◆ RECORDS SUPPLIED:

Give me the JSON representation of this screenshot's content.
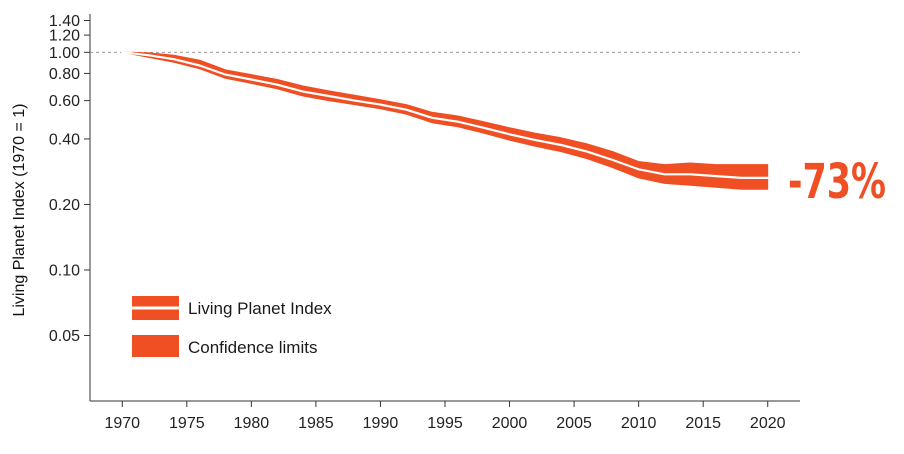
{
  "chart_data": {
    "type": "area",
    "ylabel": "Living Planet Index (1970 = 1)",
    "xlabel": "",
    "y_scale": "log",
    "ylim": [
      0.025,
      1.5
    ],
    "xlim": [
      1967.5,
      2022.5
    ],
    "x_ticks": [
      1970,
      1975,
      1980,
      1985,
      1990,
      1995,
      2000,
      2005,
      2010,
      2015,
      2020
    ],
    "y_ticks": [
      0.05,
      0.1,
      0.2,
      0.4,
      0.6,
      0.8,
      1.0,
      1.2,
      1.4
    ],
    "y_tick_labels": [
      "0.05",
      "0.10",
      "0.20",
      "0.40",
      "0.60",
      "0.80",
      "1.00",
      "1.20",
      "1.40"
    ],
    "reference_line": 1.0,
    "grid": false,
    "legend_position": "bottom-left",
    "series": [
      {
        "name": "Living Planet Index",
        "x": [
          1970,
          1972,
          1974,
          1976,
          1978,
          1980,
          1982,
          1984,
          1986,
          1988,
          1990,
          1992,
          1994,
          1996,
          1998,
          2000,
          2002,
          2004,
          2006,
          2008,
          2010,
          2012,
          2014,
          2016,
          2018,
          2020
        ],
        "y": [
          1.0,
          0.97,
          0.93,
          0.87,
          0.79,
          0.75,
          0.71,
          0.66,
          0.63,
          0.6,
          0.575,
          0.545,
          0.5,
          0.48,
          0.45,
          0.42,
          0.395,
          0.375,
          0.35,
          0.32,
          0.29,
          0.275,
          0.275,
          0.27,
          0.265,
          0.265
        ],
        "lower": [
          1.0,
          0.95,
          0.9,
          0.84,
          0.76,
          0.72,
          0.68,
          0.63,
          0.6,
          0.575,
          0.55,
          0.52,
          0.475,
          0.455,
          0.425,
          0.395,
          0.37,
          0.35,
          0.325,
          0.295,
          0.265,
          0.25,
          0.245,
          0.24,
          0.235,
          0.235
        ],
        "upper": [
          1.0,
          0.995,
          0.97,
          0.92,
          0.83,
          0.79,
          0.75,
          0.7,
          0.665,
          0.635,
          0.605,
          0.575,
          0.53,
          0.51,
          0.48,
          0.45,
          0.425,
          0.405,
          0.38,
          0.35,
          0.315,
          0.305,
          0.31,
          0.305,
          0.305,
          0.305
        ]
      }
    ],
    "legend": [
      {
        "label": "Living Planet Index",
        "kind": "line"
      },
      {
        "label": "Confidence limits",
        "kind": "band"
      }
    ],
    "annotation": "-73%"
  },
  "colors": {
    "band": "#F04E23",
    "index_line": "#FFFFFF",
    "reference_line": "#9A9A9A",
    "axis": "#333333",
    "annotation": "#F04E23"
  }
}
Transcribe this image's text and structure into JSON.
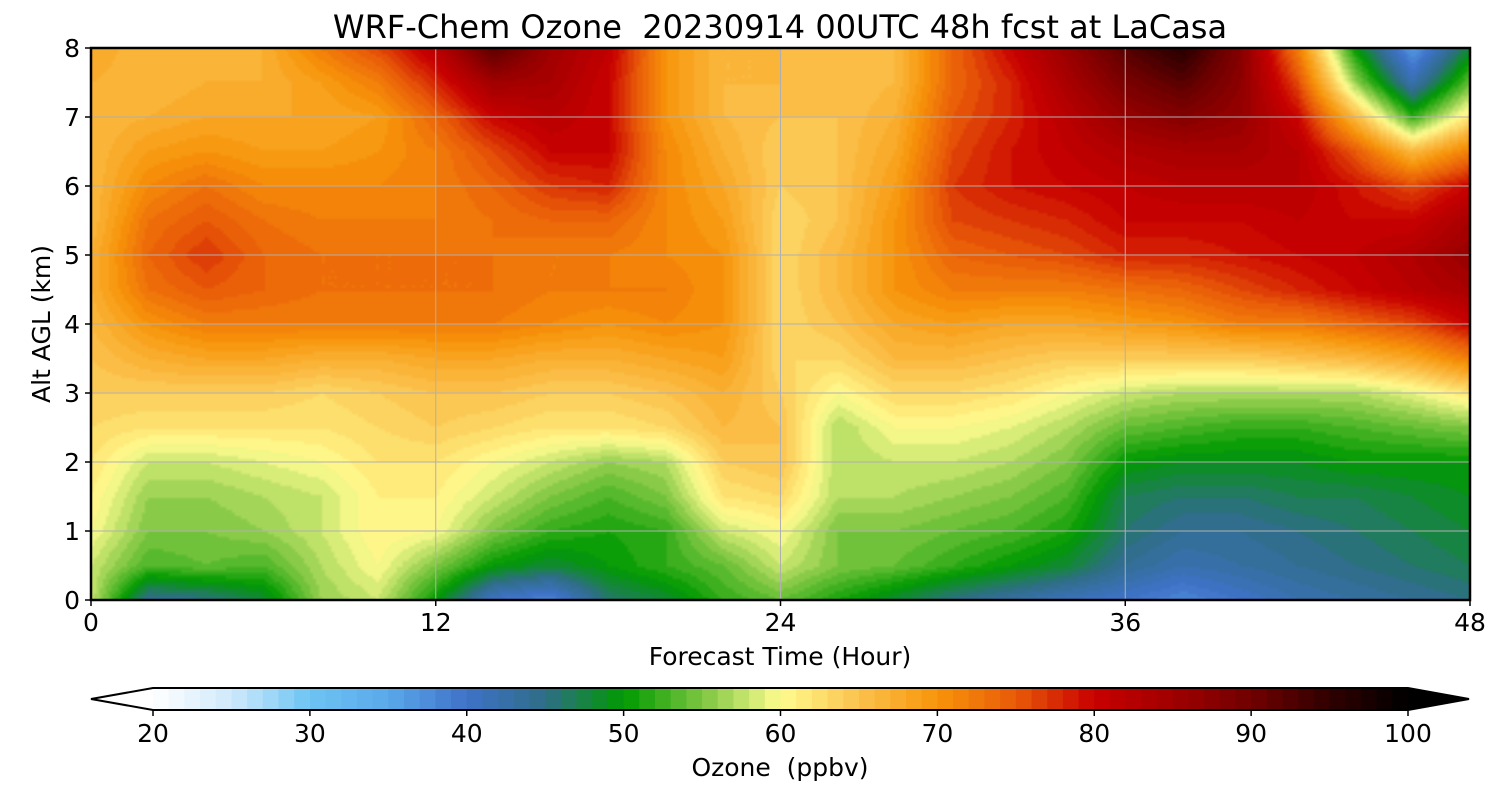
{
  "chart_data": {
    "type": "heatmap",
    "title": "WRF-Chem Ozone  20230914 00UTC 48h fcst at LaCasa",
    "xlabel": "Forecast Time (Hour)",
    "ylabel": "Alt AGL (km)",
    "xlim": [
      0,
      48
    ],
    "ylim": [
      0,
      8
    ],
    "x_ticks": [
      0,
      12,
      24,
      36,
      48
    ],
    "y_ticks": [
      0,
      1,
      2,
      3,
      4,
      5,
      6,
      7,
      8
    ],
    "grid": true,
    "colorbar": {
      "label": "Ozone  (ppbv)",
      "min": 20,
      "max": 100,
      "step": 1,
      "extend": "both",
      "ticks": [
        20,
        30,
        40,
        50,
        60,
        70,
        80,
        90,
        100
      ],
      "colormap": [
        [
          20,
          "#ffffff"
        ],
        [
          25,
          "#cfe9fb"
        ],
        [
          30,
          "#6cc4f3"
        ],
        [
          35,
          "#5aa8ea"
        ],
        [
          40,
          "#3f72c8"
        ],
        [
          45,
          "#2f6e88"
        ],
        [
          50,
          "#009900"
        ],
        [
          55,
          "#7cc640"
        ],
        [
          60,
          "#fffc90"
        ],
        [
          65,
          "#fbc24c"
        ],
        [
          70,
          "#f7940a"
        ],
        [
          75,
          "#e85a08"
        ],
        [
          80,
          "#c80000"
        ],
        [
          85,
          "#a00000"
        ],
        [
          90,
          "#700000"
        ],
        [
          95,
          "#300000"
        ],
        [
          100,
          "#000000"
        ]
      ]
    },
    "x": [
      0,
      2,
      4,
      6,
      8,
      10,
      12,
      14,
      16,
      18,
      20,
      22,
      24,
      26,
      28,
      30,
      32,
      34,
      36,
      38,
      40,
      42,
      44,
      46,
      48
    ],
    "y": [
      0,
      0.5,
      1,
      1.5,
      2,
      2.5,
      3,
      3.5,
      4,
      4.5,
      5,
      5.5,
      6,
      6.5,
      7,
      7.5,
      8
    ],
    "z": [
      [
        58,
        44,
        45,
        48,
        56,
        58,
        50,
        40,
        38,
        46,
        48,
        52,
        54,
        51,
        48,
        45,
        43,
        41,
        40,
        38,
        40,
        42,
        43,
        44,
        45
      ],
      [
        58,
        53,
        54,
        53,
        57,
        60,
        55,
        50,
        48,
        50,
        52,
        54,
        58,
        55,
        54,
        52,
        50,
        48,
        44,
        42,
        43,
        44,
        45,
        46,
        47
      ],
      [
        60,
        55,
        55,
        56,
        58,
        61,
        60,
        55,
        52,
        51,
        52,
        58,
        60,
        55,
        55,
        54,
        53,
        51,
        46,
        44,
        44,
        45,
        46,
        47,
        48
      ],
      [
        61,
        56,
        56,
        57,
        58,
        61,
        61,
        58,
        55,
        53,
        55,
        62,
        63,
        57,
        57,
        56,
        55,
        53,
        47,
        46,
        46,
        47,
        47,
        48,
        49
      ],
      [
        62,
        58,
        58,
        59,
        60,
        62,
        62,
        60,
        58,
        56,
        57,
        64,
        65,
        57,
        58,
        58,
        57,
        55,
        50,
        49,
        49,
        49,
        50,
        50,
        50
      ],
      [
        63,
        62,
        62,
        62,
        62,
        63,
        64,
        63,
        62,
        62,
        63,
        66,
        65,
        57,
        60,
        60,
        59,
        57,
        54,
        53,
        52,
        52,
        53,
        54,
        55
      ],
      [
        64,
        64,
        64,
        64,
        63,
        64,
        65,
        65,
        64,
        64,
        65,
        67,
        64,
        60,
        63,
        63,
        62,
        60,
        58,
        57,
        57,
        57,
        57,
        59,
        62
      ],
      [
        65,
        67,
        68,
        68,
        67,
        67,
        68,
        68,
        67,
        67,
        68,
        69,
        63,
        63,
        66,
        66,
        65,
        64,
        64,
        64,
        64,
        65,
        66,
        68,
        72
      ],
      [
        66,
        70,
        72,
        72,
        72,
        72,
        72,
        72,
        71,
        70,
        71,
        70,
        63,
        65,
        68,
        69,
        68,
        68,
        69,
        70,
        72,
        72,
        74,
        76,
        80
      ],
      [
        67,
        73,
        75,
        74,
        73,
        73,
        73,
        73,
        72,
        72,
        72,
        70,
        63,
        66,
        70,
        72,
        72,
        72,
        73,
        74,
        76,
        78,
        80,
        82,
        84
      ],
      [
        67,
        74,
        77,
        74,
        73,
        73,
        73,
        73,
        72,
        72,
        71,
        70,
        63,
        66,
        70,
        74,
        75,
        76,
        78,
        78,
        79,
        80,
        81,
        83,
        86
      ],
      [
        66,
        73,
        75,
        73,
        72,
        72,
        72,
        73,
        74,
        74,
        71,
        69,
        63,
        65,
        70,
        76,
        77,
        78,
        80,
        80,
        80,
        81,
        80,
        80,
        84
      ],
      [
        66,
        71,
        73,
        71,
        71,
        71,
        72,
        74,
        77,
        78,
        71,
        68,
        64,
        65,
        69,
        77,
        79,
        80,
        81,
        82,
        82,
        82,
        79,
        76,
        80
      ],
      [
        66,
        69,
        70,
        69,
        69,
        70,
        72,
        76,
        80,
        80,
        71,
        67,
        64,
        65,
        68,
        76,
        79,
        81,
        83,
        84,
        84,
        82,
        75,
        66,
        72
      ],
      [
        66,
        67,
        68,
        68,
        68,
        69,
        74,
        80,
        82,
        80,
        70,
        66,
        65,
        65,
        67,
        75,
        78,
        82,
        86,
        88,
        86,
        80,
        66,
        52,
        62
      ],
      [
        67,
        66,
        67,
        67,
        69,
        72,
        78,
        85,
        84,
        80,
        70,
        66,
        66,
        65,
        66,
        74,
        78,
        84,
        89,
        92,
        87,
        76,
        56,
        42,
        54
      ],
      [
        68,
        66,
        66,
        67,
        72,
        76,
        82,
        92,
        85,
        81,
        70,
        66,
        66,
        65,
        66,
        74,
        80,
        86,
        92,
        96,
        88,
        72,
        50,
        36,
        48
      ]
    ]
  }
}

◆ INSTRUCTIONS FOR THE TASK:
Compute how many lines include the string "ylabel", then give that number by itself.

◆ TASK OUTPUT:
2